• [EXERCISE] From the entries below, gather every line containing the string "IIIC".

(Stored data)
○ ○ ○ ○ ○

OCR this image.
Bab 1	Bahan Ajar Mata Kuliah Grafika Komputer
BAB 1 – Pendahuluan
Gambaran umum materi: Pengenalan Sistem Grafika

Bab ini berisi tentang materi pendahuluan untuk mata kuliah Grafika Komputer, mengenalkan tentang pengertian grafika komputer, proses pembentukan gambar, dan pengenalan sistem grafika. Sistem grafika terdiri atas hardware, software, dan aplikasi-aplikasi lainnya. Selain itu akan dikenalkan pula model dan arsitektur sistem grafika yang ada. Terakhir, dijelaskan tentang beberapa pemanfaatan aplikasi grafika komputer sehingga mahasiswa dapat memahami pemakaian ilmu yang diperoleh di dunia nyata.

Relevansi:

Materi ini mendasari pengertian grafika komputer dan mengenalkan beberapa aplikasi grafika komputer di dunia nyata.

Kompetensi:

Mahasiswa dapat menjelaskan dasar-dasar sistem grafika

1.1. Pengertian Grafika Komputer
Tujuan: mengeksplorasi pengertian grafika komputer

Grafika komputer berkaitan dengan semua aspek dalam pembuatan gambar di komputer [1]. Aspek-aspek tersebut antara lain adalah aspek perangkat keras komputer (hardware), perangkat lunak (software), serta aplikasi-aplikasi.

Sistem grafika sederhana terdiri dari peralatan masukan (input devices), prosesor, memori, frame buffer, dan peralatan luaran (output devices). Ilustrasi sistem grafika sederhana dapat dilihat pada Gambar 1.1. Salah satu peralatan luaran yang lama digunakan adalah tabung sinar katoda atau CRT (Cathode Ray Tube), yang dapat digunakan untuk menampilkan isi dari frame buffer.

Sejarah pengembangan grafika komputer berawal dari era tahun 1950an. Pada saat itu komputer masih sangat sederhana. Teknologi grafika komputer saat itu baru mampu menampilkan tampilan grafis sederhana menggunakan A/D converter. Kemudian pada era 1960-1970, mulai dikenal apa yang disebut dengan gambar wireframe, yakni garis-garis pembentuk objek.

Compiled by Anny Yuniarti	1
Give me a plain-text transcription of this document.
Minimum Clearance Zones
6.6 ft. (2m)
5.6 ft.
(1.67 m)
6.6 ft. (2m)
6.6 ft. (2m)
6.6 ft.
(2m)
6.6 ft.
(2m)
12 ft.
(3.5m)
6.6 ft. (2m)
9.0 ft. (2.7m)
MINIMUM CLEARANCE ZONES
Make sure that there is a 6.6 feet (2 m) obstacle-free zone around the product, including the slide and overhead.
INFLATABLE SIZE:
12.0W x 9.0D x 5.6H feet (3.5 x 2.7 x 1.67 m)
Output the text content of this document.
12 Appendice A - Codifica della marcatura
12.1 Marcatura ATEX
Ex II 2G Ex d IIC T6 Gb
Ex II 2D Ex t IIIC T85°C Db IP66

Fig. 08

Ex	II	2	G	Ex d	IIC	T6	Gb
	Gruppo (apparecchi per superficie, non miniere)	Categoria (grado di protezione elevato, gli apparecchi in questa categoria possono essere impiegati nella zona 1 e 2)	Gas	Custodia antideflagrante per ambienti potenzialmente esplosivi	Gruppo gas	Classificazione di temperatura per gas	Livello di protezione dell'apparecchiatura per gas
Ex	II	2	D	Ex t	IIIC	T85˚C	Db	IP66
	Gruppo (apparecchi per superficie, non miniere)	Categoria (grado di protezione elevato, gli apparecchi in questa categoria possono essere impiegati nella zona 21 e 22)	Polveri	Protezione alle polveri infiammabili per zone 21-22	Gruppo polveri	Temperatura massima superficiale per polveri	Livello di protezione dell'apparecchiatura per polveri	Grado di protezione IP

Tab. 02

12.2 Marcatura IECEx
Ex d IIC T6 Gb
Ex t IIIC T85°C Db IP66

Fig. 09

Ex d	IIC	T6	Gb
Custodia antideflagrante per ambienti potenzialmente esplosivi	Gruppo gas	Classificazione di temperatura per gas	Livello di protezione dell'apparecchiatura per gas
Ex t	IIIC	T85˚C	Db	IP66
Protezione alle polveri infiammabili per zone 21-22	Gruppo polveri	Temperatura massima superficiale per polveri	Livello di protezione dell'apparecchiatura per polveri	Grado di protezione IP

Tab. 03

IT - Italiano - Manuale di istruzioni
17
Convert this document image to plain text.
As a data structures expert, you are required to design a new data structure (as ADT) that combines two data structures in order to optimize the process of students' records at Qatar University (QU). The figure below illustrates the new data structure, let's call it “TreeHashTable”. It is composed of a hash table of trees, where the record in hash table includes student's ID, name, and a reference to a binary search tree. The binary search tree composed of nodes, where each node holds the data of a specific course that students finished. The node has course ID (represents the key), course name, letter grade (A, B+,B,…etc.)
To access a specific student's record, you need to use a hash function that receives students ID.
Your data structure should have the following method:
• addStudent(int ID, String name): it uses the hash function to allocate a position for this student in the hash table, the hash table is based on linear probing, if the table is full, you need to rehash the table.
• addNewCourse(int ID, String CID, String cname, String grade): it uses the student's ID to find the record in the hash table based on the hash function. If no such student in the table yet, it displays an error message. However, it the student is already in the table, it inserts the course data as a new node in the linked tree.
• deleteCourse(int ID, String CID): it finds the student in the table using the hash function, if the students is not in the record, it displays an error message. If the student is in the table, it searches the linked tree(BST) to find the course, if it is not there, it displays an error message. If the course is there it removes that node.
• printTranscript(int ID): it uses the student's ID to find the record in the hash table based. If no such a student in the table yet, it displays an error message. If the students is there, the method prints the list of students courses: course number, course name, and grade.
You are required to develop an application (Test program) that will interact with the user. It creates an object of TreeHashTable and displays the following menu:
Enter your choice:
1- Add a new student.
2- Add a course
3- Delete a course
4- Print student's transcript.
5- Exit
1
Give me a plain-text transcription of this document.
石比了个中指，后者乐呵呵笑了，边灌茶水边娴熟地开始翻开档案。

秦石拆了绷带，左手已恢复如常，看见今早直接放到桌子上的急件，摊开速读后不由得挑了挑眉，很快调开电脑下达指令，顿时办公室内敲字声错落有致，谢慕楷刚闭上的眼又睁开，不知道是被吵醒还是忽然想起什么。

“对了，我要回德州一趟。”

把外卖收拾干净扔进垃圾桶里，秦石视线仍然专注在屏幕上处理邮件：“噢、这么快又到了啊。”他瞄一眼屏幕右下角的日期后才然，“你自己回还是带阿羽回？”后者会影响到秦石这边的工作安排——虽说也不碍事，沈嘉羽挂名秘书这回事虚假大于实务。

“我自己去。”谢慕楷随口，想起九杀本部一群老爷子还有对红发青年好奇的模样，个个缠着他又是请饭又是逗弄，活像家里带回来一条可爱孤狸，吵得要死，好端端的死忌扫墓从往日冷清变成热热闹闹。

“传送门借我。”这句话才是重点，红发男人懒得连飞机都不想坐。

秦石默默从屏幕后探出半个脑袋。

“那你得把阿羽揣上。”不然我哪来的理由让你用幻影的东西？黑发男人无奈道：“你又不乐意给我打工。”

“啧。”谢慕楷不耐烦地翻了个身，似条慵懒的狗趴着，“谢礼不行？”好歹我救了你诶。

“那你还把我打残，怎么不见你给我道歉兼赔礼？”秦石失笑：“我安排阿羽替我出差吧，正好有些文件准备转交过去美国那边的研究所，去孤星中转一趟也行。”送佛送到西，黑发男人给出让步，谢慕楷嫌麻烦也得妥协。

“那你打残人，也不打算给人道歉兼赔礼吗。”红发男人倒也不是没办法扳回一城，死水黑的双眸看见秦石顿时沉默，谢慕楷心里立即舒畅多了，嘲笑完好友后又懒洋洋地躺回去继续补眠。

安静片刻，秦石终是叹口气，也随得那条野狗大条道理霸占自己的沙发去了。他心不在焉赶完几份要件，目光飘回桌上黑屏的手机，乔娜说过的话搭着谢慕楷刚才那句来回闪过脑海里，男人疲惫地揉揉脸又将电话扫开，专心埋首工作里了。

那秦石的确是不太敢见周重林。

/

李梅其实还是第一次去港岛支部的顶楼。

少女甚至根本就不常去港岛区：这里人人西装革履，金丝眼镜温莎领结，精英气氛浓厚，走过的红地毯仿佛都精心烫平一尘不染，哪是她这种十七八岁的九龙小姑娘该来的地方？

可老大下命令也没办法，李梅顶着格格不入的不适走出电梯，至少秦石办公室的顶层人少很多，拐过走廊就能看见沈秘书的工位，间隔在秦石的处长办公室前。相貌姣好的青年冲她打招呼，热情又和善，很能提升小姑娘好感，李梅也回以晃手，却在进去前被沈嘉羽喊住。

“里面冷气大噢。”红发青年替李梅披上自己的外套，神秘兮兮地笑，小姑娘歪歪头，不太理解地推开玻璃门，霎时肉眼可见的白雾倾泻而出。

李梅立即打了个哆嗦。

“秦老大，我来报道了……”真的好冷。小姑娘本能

○ ○ ○ ○ ○

• [TASK OUTPUT]
Ex II 2D Ex t IIIC T85°C Db IP66
Ex	II	2	D	Ex t	IIIC	T85˚C	Db	IP66
Ex t IIIC T85°C Db IP66
Ex t	IIIC	T85˚C	Db	IP66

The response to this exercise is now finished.